STATED TASK
Would you return the complete listing below word for word?

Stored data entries
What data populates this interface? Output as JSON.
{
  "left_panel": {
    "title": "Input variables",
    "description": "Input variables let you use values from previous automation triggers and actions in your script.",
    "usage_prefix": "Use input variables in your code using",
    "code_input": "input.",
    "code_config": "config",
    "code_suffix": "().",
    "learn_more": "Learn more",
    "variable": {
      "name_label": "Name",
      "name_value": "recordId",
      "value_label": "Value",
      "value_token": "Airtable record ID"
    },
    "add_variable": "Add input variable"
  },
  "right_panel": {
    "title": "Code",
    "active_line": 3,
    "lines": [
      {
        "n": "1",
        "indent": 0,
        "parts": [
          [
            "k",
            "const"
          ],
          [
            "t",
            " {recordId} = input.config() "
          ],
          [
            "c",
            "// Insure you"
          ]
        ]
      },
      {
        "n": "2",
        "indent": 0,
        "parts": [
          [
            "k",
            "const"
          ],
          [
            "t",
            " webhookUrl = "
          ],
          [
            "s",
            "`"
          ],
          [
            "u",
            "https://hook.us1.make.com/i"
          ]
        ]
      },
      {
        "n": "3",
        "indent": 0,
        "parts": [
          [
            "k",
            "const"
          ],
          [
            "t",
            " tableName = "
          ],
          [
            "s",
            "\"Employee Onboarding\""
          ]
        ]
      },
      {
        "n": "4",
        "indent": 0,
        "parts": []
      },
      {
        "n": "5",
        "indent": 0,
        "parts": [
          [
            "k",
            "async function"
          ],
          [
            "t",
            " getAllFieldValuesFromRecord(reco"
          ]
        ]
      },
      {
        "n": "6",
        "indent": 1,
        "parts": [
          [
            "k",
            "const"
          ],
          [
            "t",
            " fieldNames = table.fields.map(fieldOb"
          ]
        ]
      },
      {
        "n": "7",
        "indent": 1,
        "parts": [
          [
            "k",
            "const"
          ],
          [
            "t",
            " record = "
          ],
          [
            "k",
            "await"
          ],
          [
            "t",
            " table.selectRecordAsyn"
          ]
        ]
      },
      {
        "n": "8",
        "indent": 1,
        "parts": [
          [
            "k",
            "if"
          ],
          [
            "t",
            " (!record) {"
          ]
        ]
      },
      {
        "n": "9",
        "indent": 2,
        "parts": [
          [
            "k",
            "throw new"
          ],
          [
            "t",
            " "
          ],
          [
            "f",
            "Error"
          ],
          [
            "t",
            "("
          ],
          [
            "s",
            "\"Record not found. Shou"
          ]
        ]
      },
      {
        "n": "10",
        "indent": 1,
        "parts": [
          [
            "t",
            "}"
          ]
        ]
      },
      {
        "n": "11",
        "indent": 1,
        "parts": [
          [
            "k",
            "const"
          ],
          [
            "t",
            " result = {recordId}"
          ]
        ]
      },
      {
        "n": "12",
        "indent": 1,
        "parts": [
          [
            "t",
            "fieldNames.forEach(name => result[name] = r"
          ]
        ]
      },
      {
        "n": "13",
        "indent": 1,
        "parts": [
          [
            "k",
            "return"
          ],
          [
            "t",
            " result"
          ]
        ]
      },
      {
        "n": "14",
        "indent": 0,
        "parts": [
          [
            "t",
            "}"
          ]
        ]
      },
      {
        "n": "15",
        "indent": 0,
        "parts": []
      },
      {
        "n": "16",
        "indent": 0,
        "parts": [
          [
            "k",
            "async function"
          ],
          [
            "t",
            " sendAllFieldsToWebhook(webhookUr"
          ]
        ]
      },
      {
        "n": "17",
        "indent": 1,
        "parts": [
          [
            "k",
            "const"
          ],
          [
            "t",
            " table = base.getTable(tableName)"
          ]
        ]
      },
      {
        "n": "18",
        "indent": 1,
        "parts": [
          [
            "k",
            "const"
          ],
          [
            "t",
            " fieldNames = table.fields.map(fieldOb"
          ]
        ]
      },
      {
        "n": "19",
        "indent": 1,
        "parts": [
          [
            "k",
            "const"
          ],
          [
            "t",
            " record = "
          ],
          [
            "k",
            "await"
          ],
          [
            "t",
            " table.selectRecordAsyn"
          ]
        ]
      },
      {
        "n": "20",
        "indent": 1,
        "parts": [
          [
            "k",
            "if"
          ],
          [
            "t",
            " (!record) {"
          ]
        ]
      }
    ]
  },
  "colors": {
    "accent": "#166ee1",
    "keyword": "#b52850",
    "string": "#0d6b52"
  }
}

ANSWER
What data populates this interface? Output as JSON.
{
  "left_panel": {
    "title": "Input variables",
    "description": "Input variables let you use values from previous automation triggers and actions in your script.",
    "usage_prefix": "Use input variables in your code using",
    "code_input": "input.",
    "code_config": "config",
    "code_suffix": "().",
    "learn_more": "Learn more",
    "variable": {
      "name_label": "Name",
      "name_value": "recordId",
      "value_label": "Value",
      "value_token": "Airtable record ID"
    },
    "add_variable": "Add input variable"
  },
  "right_panel": {
    "title": "Code",
    "active_line": 3,
    "lines": [
      {
        "n": "1",
        "indent": 0,
        "parts": [
          [
            "k",
            "const"
          ],
          [
            "t",
            " {recordId} = input.config() "
          ],
          [
            "c",
            "// Insure you"
          ]
        ]
      },
      {
        "n": "2",
        "indent": 0,
        "parts": [
          [
            "k",
            "const"
          ],
          [
            "t",
            " webhookUrl = "
          ],
          [
            "s",
            "`"
          ],
          [
            "u",
            "https://hook.us1.make.com/i"
          ]
        ]
      },
      {
        "n": "3",
        "indent": 0,
        "parts": [
          [
            "k",
            "const"
          ],
          [
            "t",
            " tableName = "
          ],
          [
            "s",
            "\"Employee Onboarding\""
          ]
        ]
      },
      {
        "n": "4",
        "indent": 0,
        "parts": []
      },
      {
        "n": "5",
        "indent": 0,
        "parts": [
          [
            "k",
            "async function"
          ],
          [
            "t",
            " getAllFieldValuesFromRecord(reco"
          ]
        ]
      },
      {
        "n": "6",
        "indent": 1,
        "parts": [
          [
            "k",
            "const"
          ],
          [
            "t",
            " fieldNames = table.fields.map(fieldOb"
          ]
        ]
      },
      {
        "n": "7",
        "indent": 1,
        "parts": [
          [
            "k",
            "const"
          ],
          [
            "t",
            " record = "
          ],
          [
            "k",
            "await"
          ],
          [
            "t",
            " table.selectRecordAsyn"
          ]
        ]
      },
      {
        "n": "8",
        "indent": 1,
        "parts": [
          [
            "k",
            "if"
          ],
          [
            "t",
            " (!record) {"
          ]
        ]
      },
      {
        "n": "9",
        "indent": 2,
        "parts": [
          [
            "k",
            "throw new"
          ],
          [
            "t",
            " "
          ],
          [
            "f",
            "Error"
          ],
          [
            "t",
            "("
          ],
          [
            "s",
            "\"Record not found. Shou"
          ]
        ]
      },
      {
        "n": "10",
        "indent": 1,
        "parts": [
          [
            "t",
            "}"
          ]
        ]
      },
      {
        "n": "11",
        "indent": 1,
        "parts": [
          [
            "k",
            "const"
          ],
          [
            "t",
            " result = {recordId}"
          ]
        ]
      },
      {
        "n": "12",
        "indent": 1,
        "parts": [
          [
            "t",
            "fieldNames.forEach(name => result[name] = r"
          ]
        ]
      },
      {
        "n": "13",
        "indent": 1,
        "parts": [
          [
            "k",
            "return"
          ],
          [
            "t",
            " result"
          ]
        ]
      },
      {
        "n": "14",
        "indent": 0,
        "parts": [
          [
            "t",
            "}"
          ]
        ]
      },
      {
        "n": "15",
        "indent": 0,
        "parts": []
      },
      {
        "n": "16",
        "indent": 0,
        "parts": [
          [
            "k",
            "async function"
          ],
          [
            "t",
            " sendAllFieldsToWebhook(webhookUr"
          ]
        ]
      },
      {
        "n": "17",
        "indent": 1,
        "parts": [
          [
            "k",
            "const"
          ],
          [
            "t",
            " table = base.getTable(tableName)"
          ]
        ]
      },
      {
        "n": "18",
        "indent": 1,
        "parts": [
          [
            "k",
            "const"
          ],
          [
            "t",
            " fieldNames = table.fields.map(fieldOb"
          ]
        ]
      },
      {
        "n": "19",
        "indent": 1,
        "parts": [
          [
            "k",
            "const"
          ],
          [
            "t",
            " record = "
          ],
          [
            "k",
            "await"
          ],
          [
            "t",
            " table.selectRecordAsyn"
          ]
        ]
      },
      {
        "n": "20",
        "indent": 1,
        "parts": [
          [
            "k",
            "if"
          ],
          [
            "t",
            " (!record) {"
          ]
        ]
      }
    ]
  },
  "colors": {
    "accent": "#166ee1",
    "keyword": "#b52850",
    "string": "#0d6b52"
  }
}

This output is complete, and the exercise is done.